## Written task
Could you write out every entry exactly as it stands?

## Data entries
####
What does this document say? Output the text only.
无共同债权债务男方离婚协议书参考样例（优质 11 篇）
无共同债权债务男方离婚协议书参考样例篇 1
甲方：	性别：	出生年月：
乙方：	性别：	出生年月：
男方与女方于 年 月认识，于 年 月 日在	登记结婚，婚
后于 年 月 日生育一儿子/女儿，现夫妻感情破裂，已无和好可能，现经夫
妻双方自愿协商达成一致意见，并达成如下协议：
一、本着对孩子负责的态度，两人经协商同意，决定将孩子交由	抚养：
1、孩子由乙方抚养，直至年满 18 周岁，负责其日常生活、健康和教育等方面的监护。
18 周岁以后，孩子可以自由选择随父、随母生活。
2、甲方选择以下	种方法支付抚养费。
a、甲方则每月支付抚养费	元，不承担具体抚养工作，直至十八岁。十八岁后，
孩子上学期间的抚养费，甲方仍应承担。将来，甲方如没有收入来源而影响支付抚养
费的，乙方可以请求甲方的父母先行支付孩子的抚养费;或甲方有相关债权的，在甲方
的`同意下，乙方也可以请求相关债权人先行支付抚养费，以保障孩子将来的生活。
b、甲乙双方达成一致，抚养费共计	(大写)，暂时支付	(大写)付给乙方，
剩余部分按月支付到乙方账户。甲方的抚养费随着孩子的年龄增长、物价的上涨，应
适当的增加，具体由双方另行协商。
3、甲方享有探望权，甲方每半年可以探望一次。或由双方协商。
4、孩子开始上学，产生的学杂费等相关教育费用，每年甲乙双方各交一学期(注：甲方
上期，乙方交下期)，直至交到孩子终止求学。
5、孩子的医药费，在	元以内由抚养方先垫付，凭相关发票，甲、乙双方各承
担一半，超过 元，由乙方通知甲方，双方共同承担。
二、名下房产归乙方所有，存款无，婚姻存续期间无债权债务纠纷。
####
## The completed task
What does this document say? Output the text only.
无共同债权债务男方离婚协议书参考样例（优质 11 篇）
无共同债权债务男方离婚协议书参考样例篇 1
甲方：	性别：	出生年月：
乙方：	性别：	出生年月：
男方与女方于 年 月认识，于 年 月 日在	登记结婚，婚
后于 年 月 日生育一儿子/女儿，现夫妻感情破裂，已无和好可能，现经夫
妻双方自愿协商达成一致意见，并达成如下协议：
一、本着对孩子负责的态度，两人经协商同意，决定将孩子交由	抚养：
1、孩子由乙方抚养，直至年满 18 周岁，负责其日常生活、健康和教育等方面的监护。
18 周岁以后，孩子可以自由选择随父、随母生活。
2、甲方选择以下	种方法支付抚养费。
a、甲方则每月支付抚养费	元，不承担具体抚养工作，直至十八岁。十八岁后，
孩子上学期间的抚养费，甲方仍应承担。将来，甲方如没有收入来源而影响支付抚养
费的，乙方可以请求甲方的父母先行支付孩子的抚养费;或甲方有相关债权的，在甲方
的`同意下，乙方也可以请求相关债权人先行支付抚养费，以保障孩子将来的生活。
b、甲乙双方达成一致，抚养费共计	(大写)，暂时支付	(大写)付给乙方，
剩余部分按月支付到乙方账户。甲方的抚养费随着孩子的年龄增长、物价的上涨，应
适当的增加，具体由双方另行协商。
3、甲方享有探望权，甲方每半年可以探望一次。或由双方协商。
4、孩子开始上学，产生的学杂费等相关教育费用，每年甲乙双方各交一学期(注：甲方
上期，乙方交下期)，直至交到孩子终止求学。
5、孩子的医药费，在	元以内由抚养方先垫付，凭相关发票，甲、乙双方各承
担一半，超过 元，由乙方通知甲方，双方共同承担。
二、名下房产归乙方所有，存款无，婚姻存续期间无债权债务纠纷。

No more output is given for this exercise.